> _To be done_: State only the number of lines that include "than".

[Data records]
++++++

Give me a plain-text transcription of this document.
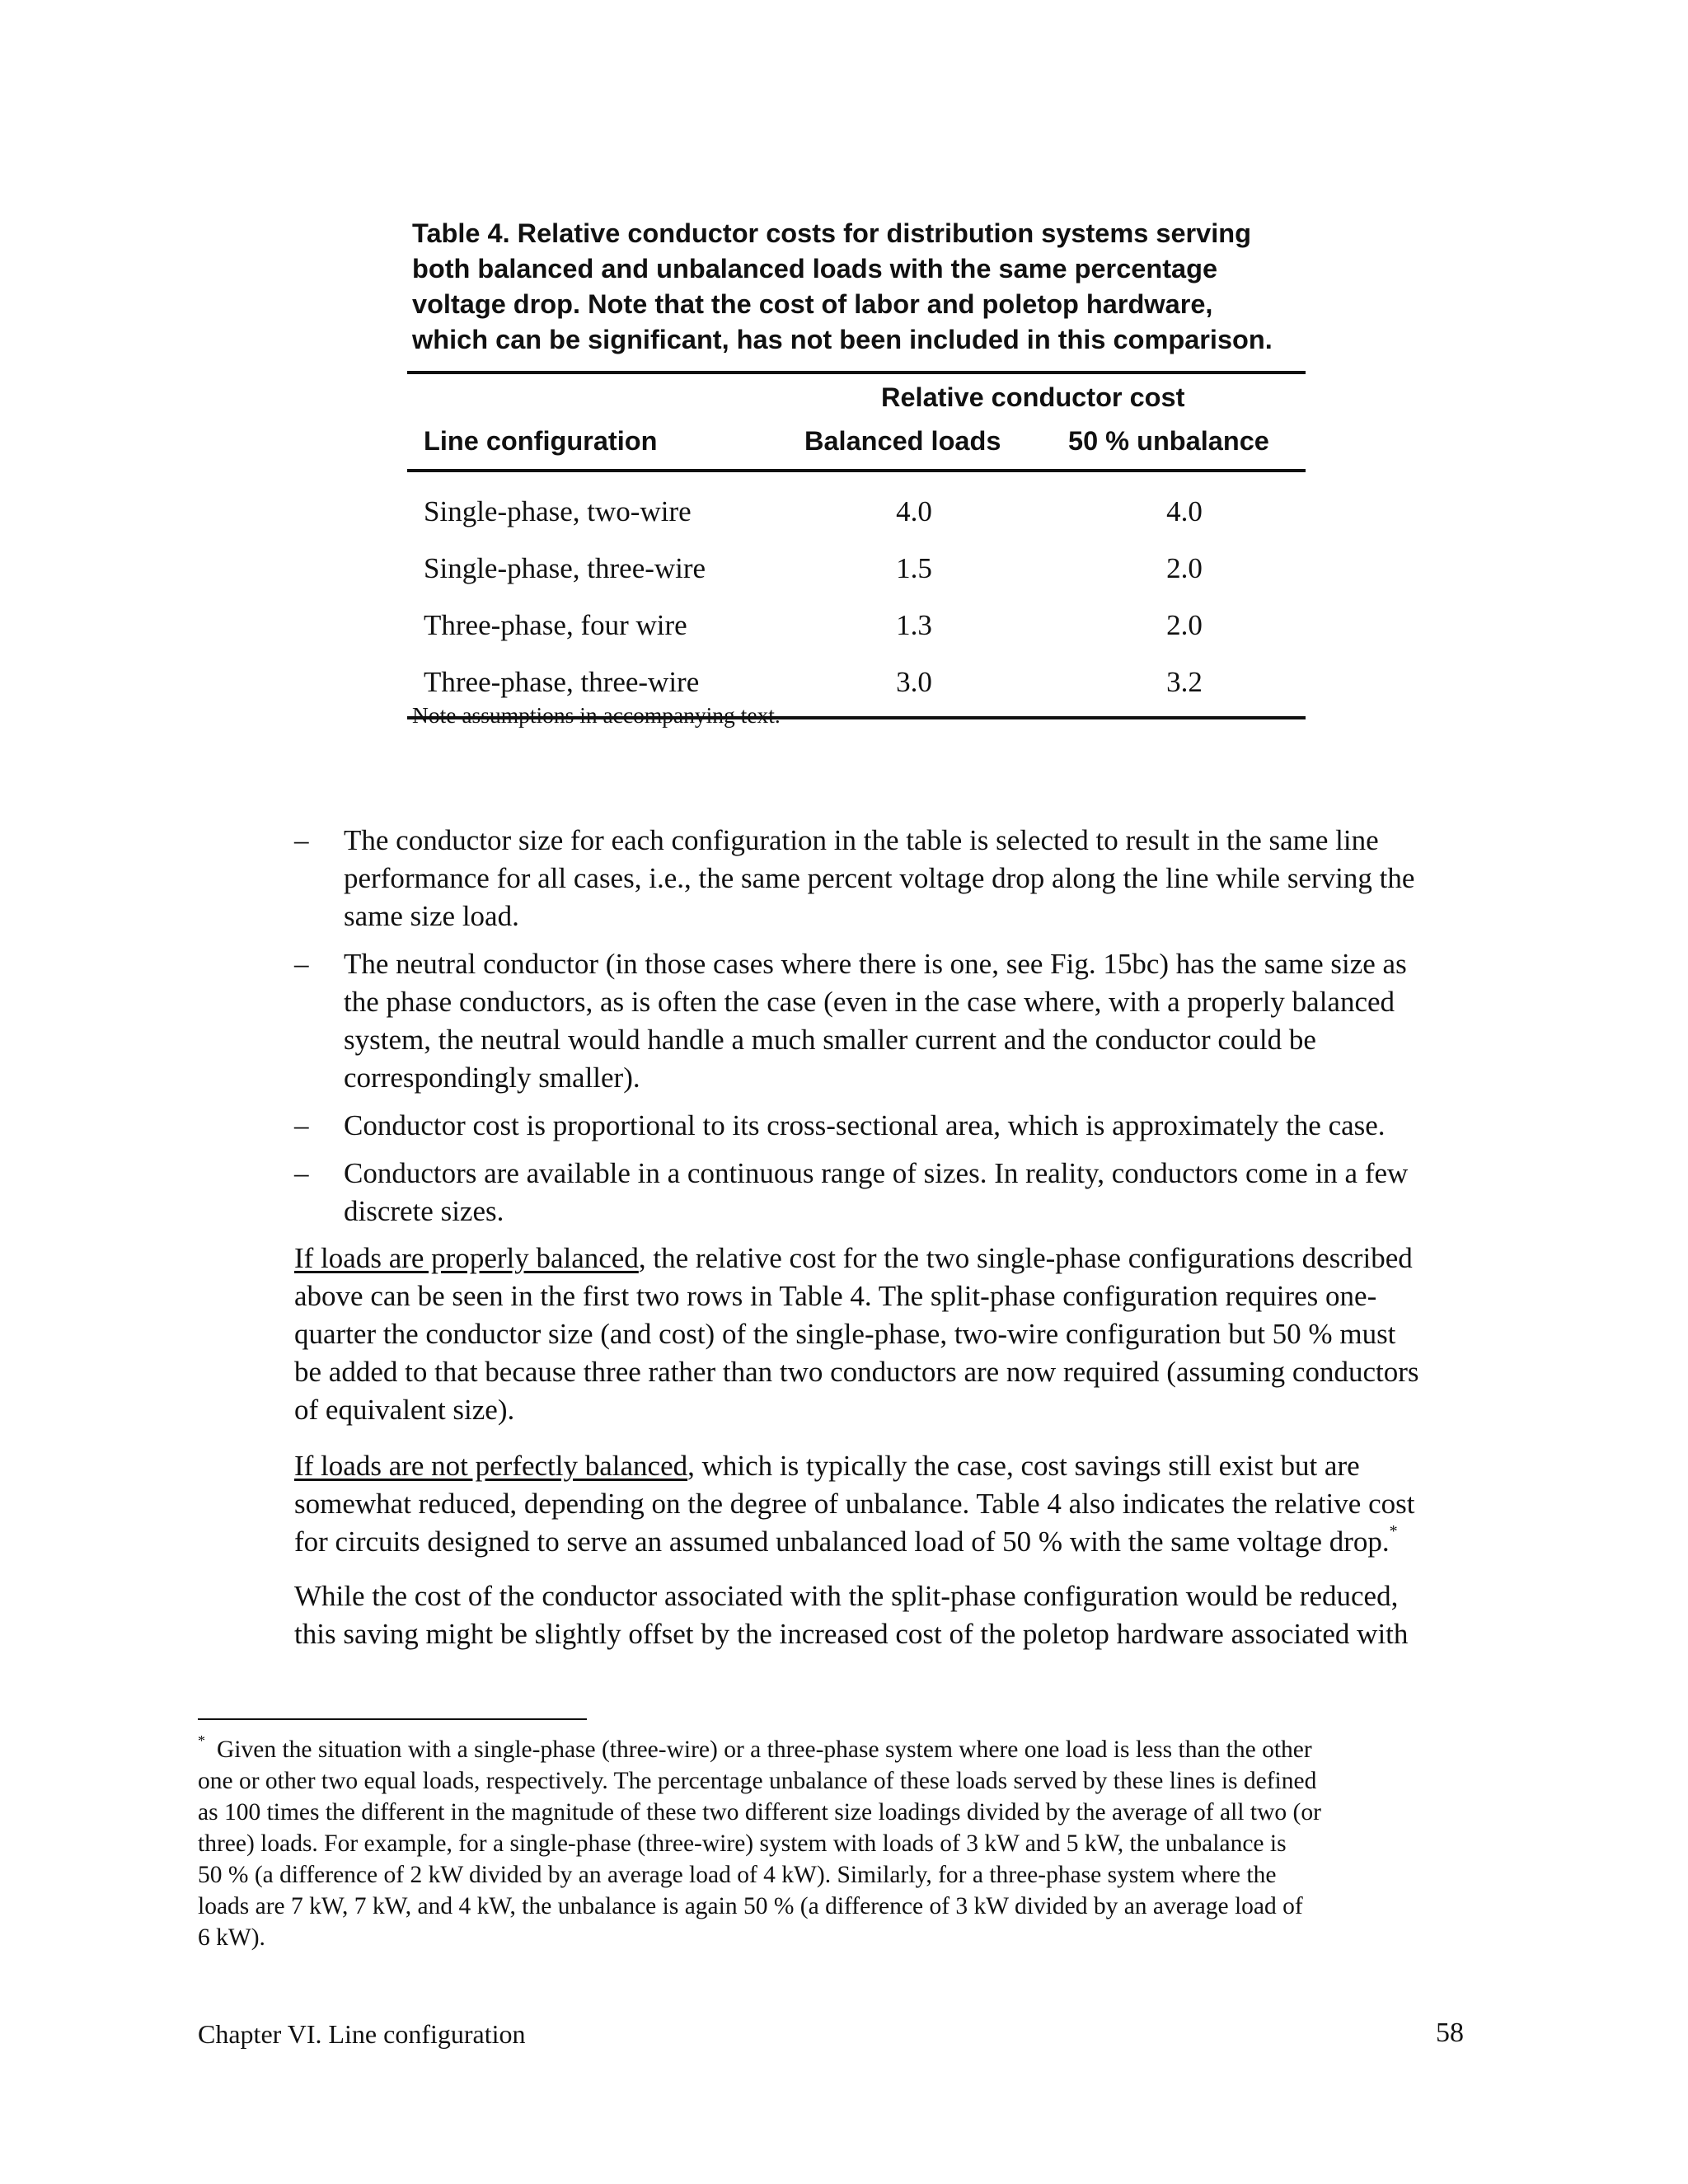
Table 4. Relative conductor costs for distribution systems serving
both balanced and unbalanced loads with the same percentage
voltage drop. Note that the cost of labor and poletop hardware,
which can be significant, has not been included in this comparison.
Relative conductor cost
Line configuration	Balanced loads	50 % unbalance
Single-phase, two-wire	4.0	4.0
Single-phase, three-wire	1.5	2.0
Three-phase, four wire	1.3	2.0
Three-phase, three-wire	3.0	3.2
Note assumptions in accompanying text.
– The conductor size for each configuration in the table is selected to result in the same line
performance for all cases, i.e., the same percent voltage drop along the line while serving the
same size load.
– The neutral conductor (in those cases where there is one, see Fig. 15bc) has the same size as
the phase conductors, as is often the case (even in the case where, with a properly balanced
system, the neutral would handle a much smaller current and the conductor could be
correspondingly smaller).
– Conductor cost is proportional to its cross-sectional area, which is approximately the case.
– Conductors are available in a continuous range of sizes. In reality, conductors come in a few
discrete sizes.
If loads are properly balanced, the relative cost for the two single-phase configurations described
above can be seen in the first two rows in Table 4. The split-phase configuration requires one-
quarter the conductor size (and cost) of the single-phase, two-wire configuration but 50 % must
be added to that because three rather than two conductors are now required (assuming conductors
of equivalent size).
If loads are not perfectly balanced, which is typically the case, cost savings still exist but are
somewhat reduced, depending on the degree of unbalance. Table 4 also indicates the relative cost
for circuits designed to serve an assumed unbalanced load of 50 % with the same voltage drop.*
While the cost of the conductor associated with the split-phase configuration would be reduced,
this saving might be slightly offset by the increased cost of the poletop hardware associated with
* Given the situation with a single-phase (three-wire) or a three-phase system where one load is less than the other
one or other two equal loads, respectively. The percentage unbalance of these loads served by these lines is defined
as 100 times the different in the magnitude of these two different size loadings divided by the average of all two (or
three) loads. For example, for a single-phase (three-wire) system with loads of 3 kW and 5 kW, the unbalance is
50 % (a difference of 2 kW divided by an average load of 4 kW). Similarly, for a three-phase system where the
loads are 7 kW, 7 kW, and 4 kW, the unbalance is again 50 % (a difference of 3 kW divided by an average load of
6 kW).
Chapter VI. Line configuration	58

++++++

> _Exercise output_: 2